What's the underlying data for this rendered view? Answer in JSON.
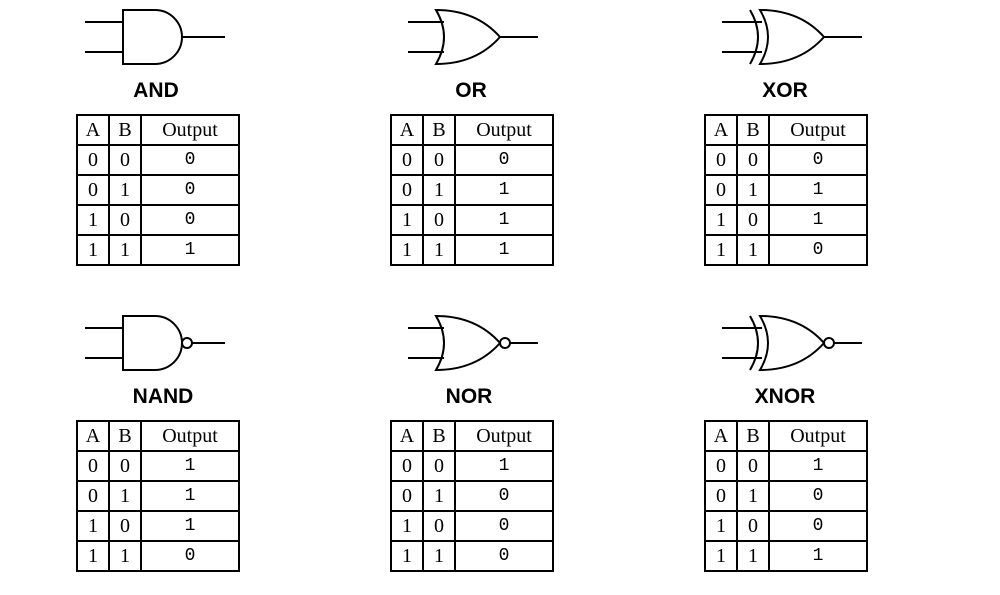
{
  "headers": {
    "a": "A",
    "b": "B",
    "output": "Output"
  },
  "gates": [
    {
      "id": "and",
      "name": "AND",
      "shape": "and",
      "rows": [
        [
          "0",
          "0",
          "0"
        ],
        [
          "0",
          "1",
          "0"
        ],
        [
          "1",
          "0",
          "0"
        ],
        [
          "1",
          "1",
          "1"
        ]
      ]
    },
    {
      "id": "or",
      "name": "OR",
      "shape": "or",
      "rows": [
        [
          "0",
          "0",
          "0"
        ],
        [
          "0",
          "1",
          "1"
        ],
        [
          "1",
          "0",
          "1"
        ],
        [
          "1",
          "1",
          "1"
        ]
      ]
    },
    {
      "id": "xor",
      "name": "XOR",
      "shape": "xor",
      "rows": [
        [
          "0",
          "0",
          "0"
        ],
        [
          "0",
          "1",
          "1"
        ],
        [
          "1",
          "0",
          "1"
        ],
        [
          "1",
          "1",
          "0"
        ]
      ]
    },
    {
      "id": "nand",
      "name": "NAND",
      "shape": "nand",
      "rows": [
        [
          "0",
          "0",
          "1"
        ],
        [
          "0",
          "1",
          "1"
        ],
        [
          "1",
          "0",
          "1"
        ],
        [
          "1",
          "1",
          "0"
        ]
      ]
    },
    {
      "id": "nor",
      "name": "NOR",
      "shape": "nor",
      "rows": [
        [
          "0",
          "0",
          "1"
        ],
        [
          "0",
          "1",
          "0"
        ],
        [
          "1",
          "0",
          "0"
        ],
        [
          "1",
          "1",
          "0"
        ]
      ]
    },
    {
      "id": "xnor",
      "name": "XNOR",
      "shape": "xnor",
      "rows": [
        [
          "0",
          "0",
          "1"
        ],
        [
          "0",
          "1",
          "0"
        ],
        [
          "1",
          "0",
          "0"
        ],
        [
          "1",
          "1",
          "1"
        ]
      ]
    }
  ]
}
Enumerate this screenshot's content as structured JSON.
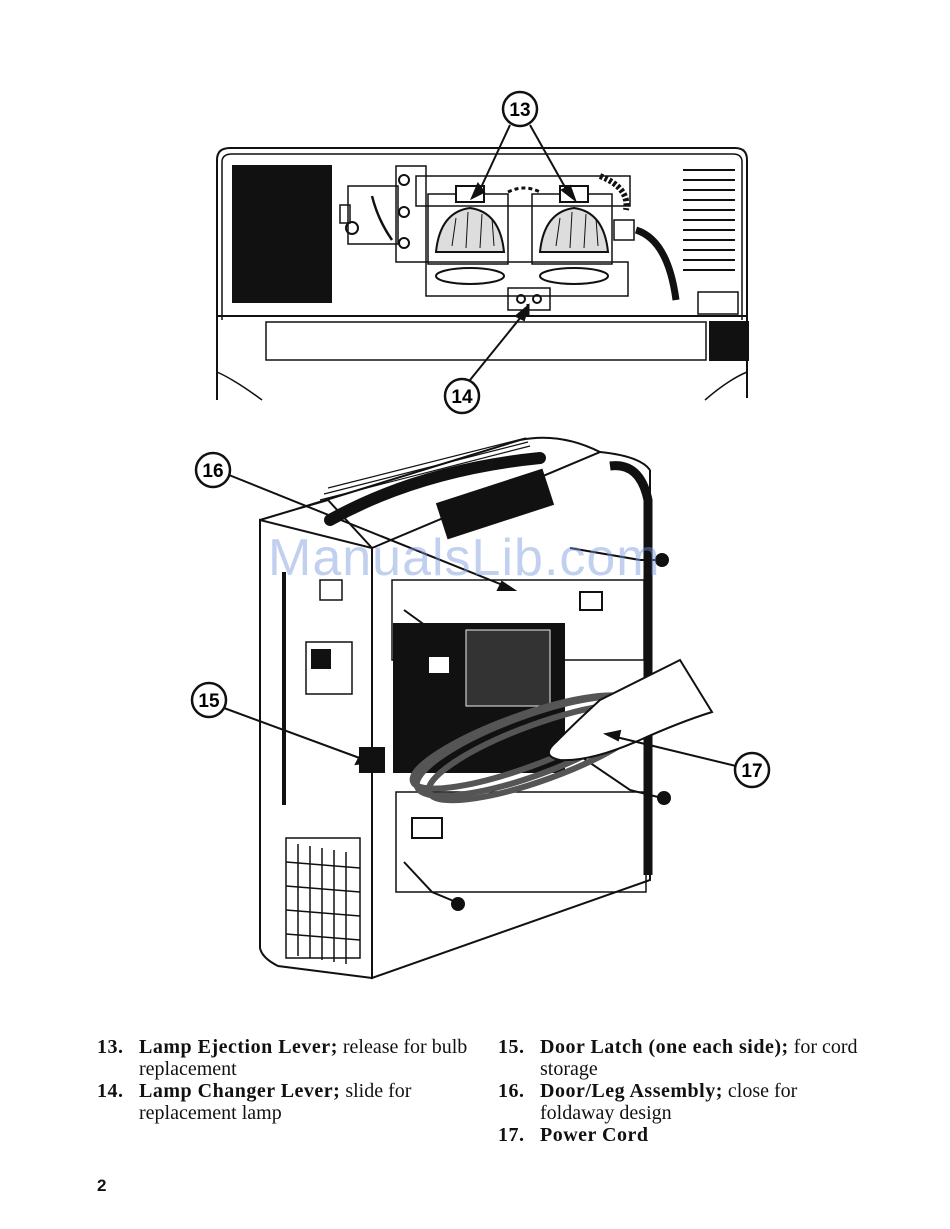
{
  "watermark": "ManualsLib.com",
  "callouts": {
    "c13": "13",
    "c14": "14",
    "c15": "15",
    "c16": "16",
    "c17": "17"
  },
  "legend": [
    {
      "num": "13.",
      "term": "Lamp Ejection Lever;",
      "desc": " release for bulb replacement"
    },
    {
      "num": "14.",
      "term": "Lamp Changer Lever;",
      "desc": " slide for replacement lamp"
    },
    {
      "num": "15.",
      "term": "Door Latch (one each side);",
      "desc": " for cord storage"
    },
    {
      "num": "16.",
      "term": "Door/Leg Assembly;",
      "desc": " close for foldaway design"
    },
    {
      "num": "17.",
      "term": "Power Cord",
      "desc": ""
    }
  ],
  "page_number": "2"
}
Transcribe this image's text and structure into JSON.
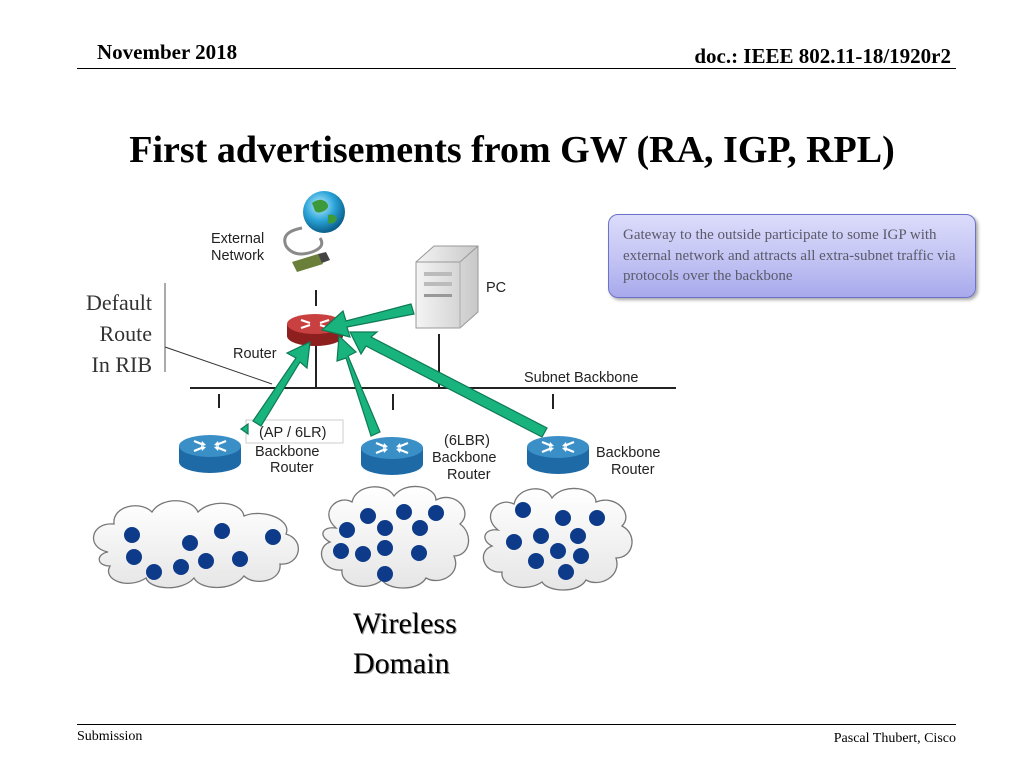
{
  "header": {
    "date": "November 2018",
    "doc": "doc.: IEEE 802.11-18/1920r2"
  },
  "title": "First advertisements from GW (RA, IGP, RPL)",
  "callout": "Gateway to the outside participate to some IGP with external network and attracts all extra-subnet traffic via protocols over the backbone",
  "side_label": [
    "Default",
    "Route",
    "In RIB"
  ],
  "diagram": {
    "external_network": [
      "External",
      "Network"
    ],
    "pc": "PC",
    "router": "Router",
    "subnet_backbone": "Subnet Backbone",
    "ap_6lr": "(AP / 6LR)",
    "backbone_router_1": [
      "Backbone",
      "Router"
    ],
    "backbone_router_2": [
      "(6LBR)",
      "Backbone",
      "Router"
    ],
    "backbone_router_3": [
      "Backbone",
      "Router"
    ]
  },
  "wireless_domain": [
    "Wireless",
    "Domain"
  ],
  "footer": {
    "left": "Submission",
    "right": "Pascal Thubert, Cisco"
  },
  "colors": {
    "arrow": "#19b37e",
    "arrow_stroke": "#0e7a55",
    "router_top": "#3a8fc7",
    "router_body": "#1e6aa6",
    "gateway_router": "#b22a2a",
    "node": "#0d3b8a",
    "callout_fill": "#c2c3f3"
  },
  "icons": [
    "globe-icon",
    "server-icon",
    "router-icon",
    "cloud-icon"
  ]
}
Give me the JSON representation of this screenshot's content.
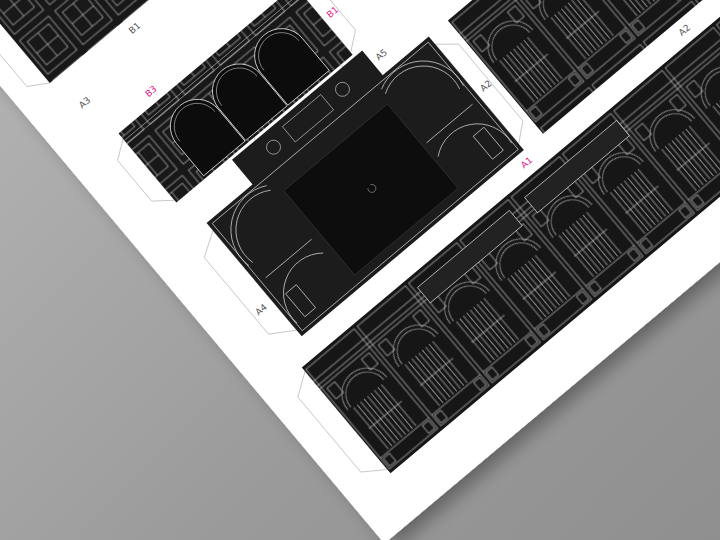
{
  "diagram": {
    "labels": [
      "B1",
      "A3",
      "B3",
      "B1",
      "A5",
      "A2",
      "A4",
      "A1",
      "A2"
    ]
  }
}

- - - - -

■ Request
Copy every record character for character. Skip the pictures.

■ Full output
What's the underlying data for this rendered view? Answer in JSON.
{
  "headers": {
    "a": "A",
    "b": "B",
    "output": "Output"
  },
  "gates": [
    {
      "id": "and",
      "name": "AND",
      "shape": "and",
      "rows": [
        [
          "0",
          "0",
          "0"
        ],
        [
          "0",
          "1",
          "0"
        ],
        [
          "1",
          "0",
          "0"
        ],
        [
          "1",
          "1",
          "1"
        ]
      ]
    },
    {
      "id": "or",
      "name": "OR",
      "shape": "or",
      "rows": [
        [
          "0",
          "0",
          "0"
        ],
        [
          "0",
          "1",
          "1"
        ],
        [
          "1",
          "0",
          "1"
        ],
        [
          "1",
          "1",
          "1"
        ]
      ]
    },
    {
      "id": "xor",
      "name": "XOR",
      "shape": "xor",
      "rows": [
        [
          "0",
          "0",
          "0"
        ],
        [
          "0",
          "1",
          "1"
        ],
        [
          "1",
          "0",
          "1"
        ],
        [
          "1",
          "1",
          "0"
        ]
      ]
    },
    {
      "id": "nand",
      "name": "NAND",
      "shape": "nand",
      "rows": [
        [
          "0",
          "0",
          "1"
        ],
        [
          "0",
          "1",
          "1"
        ],
        [
          "1",
          "0",
          "1"
        ],
        [
          "1",
          "1",
          "0"
        ]
      ]
    },
    {
      "id": "nor",
      "name": "NOR",
      "shape": "nor",
      "rows": [
        [
          "0",
          "0",
          "1"
        ],
        [
          "0",
          "1",
          "0"
        ],
        [
          "1",
          "0",
          "0"
        ],
        [
          "1",
          "1",
          "0"
        ]
      ]
    },
    {
      "id": "xnor",
      "name": "XNOR",
      "shape": "xnor",
      "rows": [
        [
          "0",
          "0",
          "1"
        ],
        [
          "0",
          "1",
          "0"
        ],
        [
          "1",
          "0",
          "0"
        ],
        [
          "1",
          "1",
          "1"
        ]
      ]
    }
  ]
}
Enumerate this screenshot's content as structured JSON.
{
  "watermark": "ManualsLib.com",
  "callouts": {
    "c13": "13",
    "c14": "14",
    "c15": "15",
    "c16": "16",
    "c17": "17"
  },
  "legend": [
    {
      "num": "13.",
      "term": "Lamp Ejection Lever;",
      "desc": " release for bulb replacement"
    },
    {
      "num": "14.",
      "term": "Lamp Changer Lever;",
      "desc": " slide for replacement lamp"
    },
    {
      "num": "15.",
      "term": "Door Latch (one each side);",
      "desc": " for cord storage"
    },
    {
      "num": "16.",
      "term": "Door/Leg Assembly;",
      "desc": " close for foldaway design"
    },
    {
      "num": "17.",
      "term": "Power Cord",
      "desc": ""
    }
  ],
  "page_number": "2"
}
Transcribe this image's text and structure into JSON.
{
  "header": {
    "date": "November 2018",
    "doc": "doc.: IEEE 802.11-18/1920r2"
  },
  "title": "First advertisements from GW (RA, IGP, RPL)",
  "callout": "Gateway to the outside participate to some IGP with external network and attracts all extra-subnet traffic via protocols over the backbone",
  "side_label": [
    "Default",
    "Route",
    "In RIB"
  ],
  "diagram": {
    "external_network": [
      "External",
      "Network"
    ],
    "pc": "PC",
    "router": "Router",
    "subnet_backbone": "Subnet Backbone",
    "ap_6lr": "(AP / 6LR)",
    "backbone_router_1": [
      "Backbone",
      "Router"
    ],
    "backbone_router_2": [
      "(6LBR)",
      "Backbone",
      "Router"
    ],
    "backbone_router_3": [
      "Backbone",
      "Router"
    ]
  },
  "wireless_domain": [
    "Wireless",
    "Domain"
  ],
  "footer": {
    "left": "Submission",
    "right": "Pascal Thubert, Cisco"
  },
  "colors": {
    "arrow": "#19b37e",
    "arrow_stroke": "#0e7a55",
    "router_top": "#3a8fc7",
    "router_body": "#1e6aa6",
    "gateway_router": "#b22a2a",
    "node": "#0d3b8a",
    "callout_fill": "#c2c3f3"
  },
  "icons": [
    "globe-icon",
    "server-icon",
    "router-icon",
    "cloud-icon"
  ]
}
Give me the JSON representation of this screenshot's content.
{
  "diagram": {
    "labels": [
      "B1",
      "A3",
      "B3",
      "B1",
      "A5",
      "A2",
      "A4",
      "A1",
      "A2"
    ]
  }
}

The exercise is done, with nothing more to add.